BRIEF
Filter the records for lines holding the string "rectangle".

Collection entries
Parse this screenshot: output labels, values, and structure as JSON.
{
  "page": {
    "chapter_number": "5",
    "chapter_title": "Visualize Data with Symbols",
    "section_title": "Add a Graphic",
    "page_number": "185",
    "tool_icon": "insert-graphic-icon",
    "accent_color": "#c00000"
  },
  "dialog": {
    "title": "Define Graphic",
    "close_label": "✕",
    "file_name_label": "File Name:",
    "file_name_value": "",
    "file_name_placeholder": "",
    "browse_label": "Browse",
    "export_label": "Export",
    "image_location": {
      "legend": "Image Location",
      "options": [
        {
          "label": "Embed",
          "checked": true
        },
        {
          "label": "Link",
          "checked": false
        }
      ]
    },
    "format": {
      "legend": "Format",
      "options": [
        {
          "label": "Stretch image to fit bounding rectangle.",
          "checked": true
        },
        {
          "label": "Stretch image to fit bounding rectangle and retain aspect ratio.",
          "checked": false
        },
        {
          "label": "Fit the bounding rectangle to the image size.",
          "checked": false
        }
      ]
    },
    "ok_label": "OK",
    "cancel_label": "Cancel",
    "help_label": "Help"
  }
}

* * *

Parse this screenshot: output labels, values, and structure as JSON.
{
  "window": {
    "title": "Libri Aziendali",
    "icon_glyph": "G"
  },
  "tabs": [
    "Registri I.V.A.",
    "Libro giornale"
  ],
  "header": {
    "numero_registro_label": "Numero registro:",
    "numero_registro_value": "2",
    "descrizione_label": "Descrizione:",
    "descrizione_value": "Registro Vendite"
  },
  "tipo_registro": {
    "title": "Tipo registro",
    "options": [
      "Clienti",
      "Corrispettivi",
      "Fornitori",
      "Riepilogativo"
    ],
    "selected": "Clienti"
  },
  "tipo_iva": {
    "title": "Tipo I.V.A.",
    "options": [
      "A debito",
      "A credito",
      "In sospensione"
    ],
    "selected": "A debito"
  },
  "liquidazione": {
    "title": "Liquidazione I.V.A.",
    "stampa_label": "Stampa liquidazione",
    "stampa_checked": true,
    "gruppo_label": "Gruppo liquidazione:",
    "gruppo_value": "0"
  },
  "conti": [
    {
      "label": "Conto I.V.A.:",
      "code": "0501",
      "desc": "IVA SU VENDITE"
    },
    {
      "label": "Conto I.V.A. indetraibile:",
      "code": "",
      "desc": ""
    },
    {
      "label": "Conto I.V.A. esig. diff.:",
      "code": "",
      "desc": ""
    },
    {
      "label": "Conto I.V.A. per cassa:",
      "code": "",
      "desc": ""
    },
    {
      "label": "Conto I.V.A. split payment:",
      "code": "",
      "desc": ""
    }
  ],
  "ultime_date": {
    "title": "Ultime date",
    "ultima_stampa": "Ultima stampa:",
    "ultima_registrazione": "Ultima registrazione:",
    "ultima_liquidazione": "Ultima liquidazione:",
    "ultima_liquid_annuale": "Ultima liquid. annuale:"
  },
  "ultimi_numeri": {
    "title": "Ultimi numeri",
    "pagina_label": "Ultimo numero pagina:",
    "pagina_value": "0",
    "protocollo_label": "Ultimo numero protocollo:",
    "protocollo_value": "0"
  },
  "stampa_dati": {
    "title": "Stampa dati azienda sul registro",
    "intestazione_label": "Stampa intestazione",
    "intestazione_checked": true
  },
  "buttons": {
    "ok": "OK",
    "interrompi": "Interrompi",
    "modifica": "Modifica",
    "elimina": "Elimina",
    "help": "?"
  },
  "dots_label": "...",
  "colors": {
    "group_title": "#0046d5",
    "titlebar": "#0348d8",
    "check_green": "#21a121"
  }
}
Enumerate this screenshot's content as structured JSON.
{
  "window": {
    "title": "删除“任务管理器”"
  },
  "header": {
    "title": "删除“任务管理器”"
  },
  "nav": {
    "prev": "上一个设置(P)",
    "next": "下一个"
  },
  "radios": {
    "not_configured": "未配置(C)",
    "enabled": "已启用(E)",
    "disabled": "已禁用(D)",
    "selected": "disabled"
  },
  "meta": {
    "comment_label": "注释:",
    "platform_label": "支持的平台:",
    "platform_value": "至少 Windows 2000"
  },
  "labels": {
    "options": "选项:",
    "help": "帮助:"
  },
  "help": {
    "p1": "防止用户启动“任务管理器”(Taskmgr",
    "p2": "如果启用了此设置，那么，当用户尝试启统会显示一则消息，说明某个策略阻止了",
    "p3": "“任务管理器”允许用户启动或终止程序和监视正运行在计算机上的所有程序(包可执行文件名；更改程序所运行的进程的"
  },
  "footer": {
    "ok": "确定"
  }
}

...

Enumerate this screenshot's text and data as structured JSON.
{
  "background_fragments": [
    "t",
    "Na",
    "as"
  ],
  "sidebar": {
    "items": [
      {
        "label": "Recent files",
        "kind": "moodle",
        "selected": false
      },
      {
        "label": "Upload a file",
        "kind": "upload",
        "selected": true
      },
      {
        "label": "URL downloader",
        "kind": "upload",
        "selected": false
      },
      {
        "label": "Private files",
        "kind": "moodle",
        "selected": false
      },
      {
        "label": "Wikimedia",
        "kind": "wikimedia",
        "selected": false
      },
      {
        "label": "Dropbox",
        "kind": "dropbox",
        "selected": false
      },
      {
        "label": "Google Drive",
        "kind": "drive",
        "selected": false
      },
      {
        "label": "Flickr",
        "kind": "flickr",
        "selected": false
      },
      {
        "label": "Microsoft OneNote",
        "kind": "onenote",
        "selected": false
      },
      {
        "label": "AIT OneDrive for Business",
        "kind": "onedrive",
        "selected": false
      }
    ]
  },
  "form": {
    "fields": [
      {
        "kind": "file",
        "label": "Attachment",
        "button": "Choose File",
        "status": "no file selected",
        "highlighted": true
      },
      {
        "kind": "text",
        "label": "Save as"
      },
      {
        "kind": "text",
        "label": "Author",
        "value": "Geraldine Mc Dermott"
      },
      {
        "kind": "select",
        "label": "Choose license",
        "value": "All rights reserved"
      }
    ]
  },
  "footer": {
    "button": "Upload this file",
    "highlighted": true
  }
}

SOLVED EXERCISE
          "label": "Stretch image to fit bounding rectangle.",
          "label": "Stretch image to fit bounding rectangle and retain aspect ratio.",
          "label": "Fit the bounding rectangle to the image size.",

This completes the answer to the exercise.